Bring together copies of the lines in the data below that contain the word "Drug".

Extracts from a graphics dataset
*** Block opens ***

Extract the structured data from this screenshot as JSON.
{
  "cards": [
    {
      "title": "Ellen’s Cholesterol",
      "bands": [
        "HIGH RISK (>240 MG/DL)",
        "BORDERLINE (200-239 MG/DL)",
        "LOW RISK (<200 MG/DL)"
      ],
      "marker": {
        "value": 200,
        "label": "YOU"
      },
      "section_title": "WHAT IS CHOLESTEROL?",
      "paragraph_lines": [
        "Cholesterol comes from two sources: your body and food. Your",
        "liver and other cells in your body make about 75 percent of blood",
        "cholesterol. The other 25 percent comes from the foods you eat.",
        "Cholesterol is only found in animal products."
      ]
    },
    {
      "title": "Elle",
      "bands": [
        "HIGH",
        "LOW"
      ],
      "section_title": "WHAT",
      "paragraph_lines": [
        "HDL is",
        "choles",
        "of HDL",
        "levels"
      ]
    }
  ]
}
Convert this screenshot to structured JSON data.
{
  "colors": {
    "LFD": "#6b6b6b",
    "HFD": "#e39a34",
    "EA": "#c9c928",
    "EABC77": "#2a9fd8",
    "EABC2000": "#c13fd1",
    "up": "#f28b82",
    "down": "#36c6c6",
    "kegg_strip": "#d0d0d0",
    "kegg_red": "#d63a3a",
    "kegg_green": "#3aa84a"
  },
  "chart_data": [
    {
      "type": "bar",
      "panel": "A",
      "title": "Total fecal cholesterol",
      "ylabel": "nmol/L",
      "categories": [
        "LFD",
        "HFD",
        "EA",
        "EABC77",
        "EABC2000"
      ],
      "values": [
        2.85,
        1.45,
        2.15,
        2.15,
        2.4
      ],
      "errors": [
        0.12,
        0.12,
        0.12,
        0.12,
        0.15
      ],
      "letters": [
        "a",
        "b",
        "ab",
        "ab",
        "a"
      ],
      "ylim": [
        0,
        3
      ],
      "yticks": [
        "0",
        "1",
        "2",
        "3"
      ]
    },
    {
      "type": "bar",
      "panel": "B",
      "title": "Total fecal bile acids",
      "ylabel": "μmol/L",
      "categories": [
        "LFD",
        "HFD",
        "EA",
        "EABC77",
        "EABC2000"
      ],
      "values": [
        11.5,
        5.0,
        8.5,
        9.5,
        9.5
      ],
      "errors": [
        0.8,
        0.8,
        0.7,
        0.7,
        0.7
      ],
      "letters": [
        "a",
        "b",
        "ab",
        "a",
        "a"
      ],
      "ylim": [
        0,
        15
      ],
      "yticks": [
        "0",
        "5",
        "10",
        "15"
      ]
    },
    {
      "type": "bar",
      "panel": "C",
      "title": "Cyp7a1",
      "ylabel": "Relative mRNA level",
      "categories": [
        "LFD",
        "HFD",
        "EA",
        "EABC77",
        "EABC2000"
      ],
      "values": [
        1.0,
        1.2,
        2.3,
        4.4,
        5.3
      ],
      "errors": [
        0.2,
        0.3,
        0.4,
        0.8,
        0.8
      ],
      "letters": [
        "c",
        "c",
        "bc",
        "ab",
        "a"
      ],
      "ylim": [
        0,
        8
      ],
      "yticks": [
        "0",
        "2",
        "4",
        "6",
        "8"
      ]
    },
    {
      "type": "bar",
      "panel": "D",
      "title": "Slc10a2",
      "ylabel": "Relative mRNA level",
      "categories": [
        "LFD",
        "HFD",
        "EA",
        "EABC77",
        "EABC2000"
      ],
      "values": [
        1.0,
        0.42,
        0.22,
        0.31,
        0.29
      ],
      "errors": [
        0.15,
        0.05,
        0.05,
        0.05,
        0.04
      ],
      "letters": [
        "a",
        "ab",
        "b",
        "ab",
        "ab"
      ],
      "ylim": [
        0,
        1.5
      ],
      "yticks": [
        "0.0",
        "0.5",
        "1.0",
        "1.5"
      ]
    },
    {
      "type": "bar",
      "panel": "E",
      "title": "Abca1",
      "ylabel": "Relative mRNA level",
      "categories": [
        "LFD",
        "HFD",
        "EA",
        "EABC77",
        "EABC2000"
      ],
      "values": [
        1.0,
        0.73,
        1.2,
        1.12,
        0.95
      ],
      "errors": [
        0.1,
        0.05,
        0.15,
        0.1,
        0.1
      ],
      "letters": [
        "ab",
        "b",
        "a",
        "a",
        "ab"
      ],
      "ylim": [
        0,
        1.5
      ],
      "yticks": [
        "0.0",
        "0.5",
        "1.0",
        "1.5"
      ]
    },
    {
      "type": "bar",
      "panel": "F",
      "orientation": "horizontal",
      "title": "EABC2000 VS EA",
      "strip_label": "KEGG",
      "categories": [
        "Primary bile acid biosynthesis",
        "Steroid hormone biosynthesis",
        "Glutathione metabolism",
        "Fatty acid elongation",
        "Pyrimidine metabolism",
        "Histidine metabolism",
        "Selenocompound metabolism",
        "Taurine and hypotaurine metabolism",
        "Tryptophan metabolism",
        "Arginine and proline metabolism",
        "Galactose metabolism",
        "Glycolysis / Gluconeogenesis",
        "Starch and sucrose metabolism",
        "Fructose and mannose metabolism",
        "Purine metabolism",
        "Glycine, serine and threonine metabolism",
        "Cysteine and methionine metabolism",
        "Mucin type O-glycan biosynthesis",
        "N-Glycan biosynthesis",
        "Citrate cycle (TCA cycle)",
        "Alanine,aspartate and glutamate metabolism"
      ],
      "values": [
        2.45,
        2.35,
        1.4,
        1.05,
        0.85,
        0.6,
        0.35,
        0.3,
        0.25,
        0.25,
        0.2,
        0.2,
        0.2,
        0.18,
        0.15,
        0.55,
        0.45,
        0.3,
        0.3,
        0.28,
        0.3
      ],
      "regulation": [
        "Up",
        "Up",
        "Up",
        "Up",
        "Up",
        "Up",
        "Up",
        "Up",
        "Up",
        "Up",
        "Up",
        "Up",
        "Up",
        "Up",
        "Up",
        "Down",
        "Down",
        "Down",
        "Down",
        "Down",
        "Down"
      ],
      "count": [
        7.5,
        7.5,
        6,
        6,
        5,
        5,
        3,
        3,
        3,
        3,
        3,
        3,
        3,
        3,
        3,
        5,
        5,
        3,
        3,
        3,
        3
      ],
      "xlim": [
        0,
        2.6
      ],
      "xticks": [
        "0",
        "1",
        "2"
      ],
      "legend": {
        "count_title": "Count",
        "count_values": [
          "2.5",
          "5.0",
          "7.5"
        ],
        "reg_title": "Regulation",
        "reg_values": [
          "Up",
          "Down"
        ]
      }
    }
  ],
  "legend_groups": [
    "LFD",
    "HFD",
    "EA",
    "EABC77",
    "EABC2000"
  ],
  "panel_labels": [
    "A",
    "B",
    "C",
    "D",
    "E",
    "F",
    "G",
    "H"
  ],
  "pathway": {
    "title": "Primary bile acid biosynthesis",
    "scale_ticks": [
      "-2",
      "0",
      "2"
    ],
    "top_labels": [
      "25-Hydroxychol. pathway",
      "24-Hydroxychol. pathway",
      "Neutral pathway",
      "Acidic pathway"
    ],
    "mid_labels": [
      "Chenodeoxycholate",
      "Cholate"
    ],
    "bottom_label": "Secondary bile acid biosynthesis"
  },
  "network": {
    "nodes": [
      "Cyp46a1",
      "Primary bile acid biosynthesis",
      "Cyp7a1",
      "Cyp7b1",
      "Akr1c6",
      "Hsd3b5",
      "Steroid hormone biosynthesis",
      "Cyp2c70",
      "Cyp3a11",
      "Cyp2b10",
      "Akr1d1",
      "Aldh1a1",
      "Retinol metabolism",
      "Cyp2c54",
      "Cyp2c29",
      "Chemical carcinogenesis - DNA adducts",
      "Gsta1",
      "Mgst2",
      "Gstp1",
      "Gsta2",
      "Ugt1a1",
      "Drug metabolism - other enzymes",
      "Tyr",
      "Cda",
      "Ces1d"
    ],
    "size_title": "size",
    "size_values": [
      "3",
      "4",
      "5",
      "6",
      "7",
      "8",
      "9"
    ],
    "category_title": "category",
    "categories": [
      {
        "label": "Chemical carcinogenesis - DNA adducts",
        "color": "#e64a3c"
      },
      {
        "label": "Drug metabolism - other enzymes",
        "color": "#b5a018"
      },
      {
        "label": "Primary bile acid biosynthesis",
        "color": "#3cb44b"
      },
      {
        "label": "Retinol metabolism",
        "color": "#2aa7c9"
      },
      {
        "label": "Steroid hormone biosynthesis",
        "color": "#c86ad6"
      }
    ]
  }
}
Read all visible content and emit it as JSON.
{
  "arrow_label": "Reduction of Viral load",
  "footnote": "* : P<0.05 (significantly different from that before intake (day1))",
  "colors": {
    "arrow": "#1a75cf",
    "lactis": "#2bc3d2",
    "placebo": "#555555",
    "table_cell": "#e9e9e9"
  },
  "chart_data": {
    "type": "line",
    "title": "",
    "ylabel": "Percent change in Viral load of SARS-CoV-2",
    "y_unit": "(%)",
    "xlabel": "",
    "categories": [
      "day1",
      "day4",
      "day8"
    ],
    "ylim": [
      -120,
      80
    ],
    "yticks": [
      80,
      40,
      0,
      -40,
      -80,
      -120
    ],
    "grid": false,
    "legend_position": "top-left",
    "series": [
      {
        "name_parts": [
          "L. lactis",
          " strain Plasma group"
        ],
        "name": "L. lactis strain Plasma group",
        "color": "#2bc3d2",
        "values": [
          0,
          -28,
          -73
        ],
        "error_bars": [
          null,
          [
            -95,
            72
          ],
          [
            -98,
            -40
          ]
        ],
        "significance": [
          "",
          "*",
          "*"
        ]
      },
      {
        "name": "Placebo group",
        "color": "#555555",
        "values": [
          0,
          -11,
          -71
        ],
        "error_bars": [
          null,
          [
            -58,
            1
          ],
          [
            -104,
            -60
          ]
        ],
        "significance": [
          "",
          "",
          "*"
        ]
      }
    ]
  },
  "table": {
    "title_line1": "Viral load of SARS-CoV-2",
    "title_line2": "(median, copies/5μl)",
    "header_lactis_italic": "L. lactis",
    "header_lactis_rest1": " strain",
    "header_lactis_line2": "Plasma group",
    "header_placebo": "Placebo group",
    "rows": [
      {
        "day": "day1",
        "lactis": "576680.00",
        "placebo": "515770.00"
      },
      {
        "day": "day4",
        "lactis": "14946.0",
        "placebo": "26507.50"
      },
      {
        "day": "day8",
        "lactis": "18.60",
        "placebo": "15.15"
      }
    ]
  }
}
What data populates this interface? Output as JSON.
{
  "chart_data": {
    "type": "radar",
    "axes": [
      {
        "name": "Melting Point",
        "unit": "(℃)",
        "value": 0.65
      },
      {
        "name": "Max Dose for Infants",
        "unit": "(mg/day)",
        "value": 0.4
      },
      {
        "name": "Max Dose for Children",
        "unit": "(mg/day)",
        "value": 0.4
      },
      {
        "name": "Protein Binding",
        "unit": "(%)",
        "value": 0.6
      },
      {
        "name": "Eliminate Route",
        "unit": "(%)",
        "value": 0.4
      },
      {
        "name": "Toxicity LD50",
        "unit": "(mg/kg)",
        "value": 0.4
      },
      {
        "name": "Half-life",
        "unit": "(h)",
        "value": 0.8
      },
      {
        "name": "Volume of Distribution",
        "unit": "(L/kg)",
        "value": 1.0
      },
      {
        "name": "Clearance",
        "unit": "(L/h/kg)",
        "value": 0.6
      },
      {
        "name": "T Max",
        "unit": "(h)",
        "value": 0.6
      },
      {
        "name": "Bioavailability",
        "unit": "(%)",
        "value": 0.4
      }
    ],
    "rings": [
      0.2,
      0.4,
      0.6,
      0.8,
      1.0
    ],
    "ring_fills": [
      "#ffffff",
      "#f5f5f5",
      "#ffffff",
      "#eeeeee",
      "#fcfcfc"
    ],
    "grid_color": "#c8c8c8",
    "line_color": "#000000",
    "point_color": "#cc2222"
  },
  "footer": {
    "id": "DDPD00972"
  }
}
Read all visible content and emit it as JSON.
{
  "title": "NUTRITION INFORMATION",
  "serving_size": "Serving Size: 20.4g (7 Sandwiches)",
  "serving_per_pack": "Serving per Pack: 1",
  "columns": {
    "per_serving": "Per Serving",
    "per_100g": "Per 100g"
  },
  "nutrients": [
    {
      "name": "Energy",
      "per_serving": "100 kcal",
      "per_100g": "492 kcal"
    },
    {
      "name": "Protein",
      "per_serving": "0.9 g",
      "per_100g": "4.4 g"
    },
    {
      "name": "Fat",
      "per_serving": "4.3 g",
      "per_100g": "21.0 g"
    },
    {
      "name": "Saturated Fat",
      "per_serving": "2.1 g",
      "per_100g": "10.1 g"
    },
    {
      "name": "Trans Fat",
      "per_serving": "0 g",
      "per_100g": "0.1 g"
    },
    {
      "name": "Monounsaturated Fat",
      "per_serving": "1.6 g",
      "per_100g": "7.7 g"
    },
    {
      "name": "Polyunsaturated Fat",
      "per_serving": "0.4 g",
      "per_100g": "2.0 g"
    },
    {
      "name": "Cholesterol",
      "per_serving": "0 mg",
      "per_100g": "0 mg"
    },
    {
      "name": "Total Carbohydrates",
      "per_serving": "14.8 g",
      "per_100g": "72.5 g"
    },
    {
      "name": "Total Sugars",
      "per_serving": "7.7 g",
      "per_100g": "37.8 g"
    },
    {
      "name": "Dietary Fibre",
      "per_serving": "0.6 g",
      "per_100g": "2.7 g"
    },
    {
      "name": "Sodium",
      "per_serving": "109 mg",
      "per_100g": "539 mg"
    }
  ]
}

*** Block closes ***

### Output below
      "Drug metabolism - other enzymes",
        "label": "Drug metabolism - other enzymes",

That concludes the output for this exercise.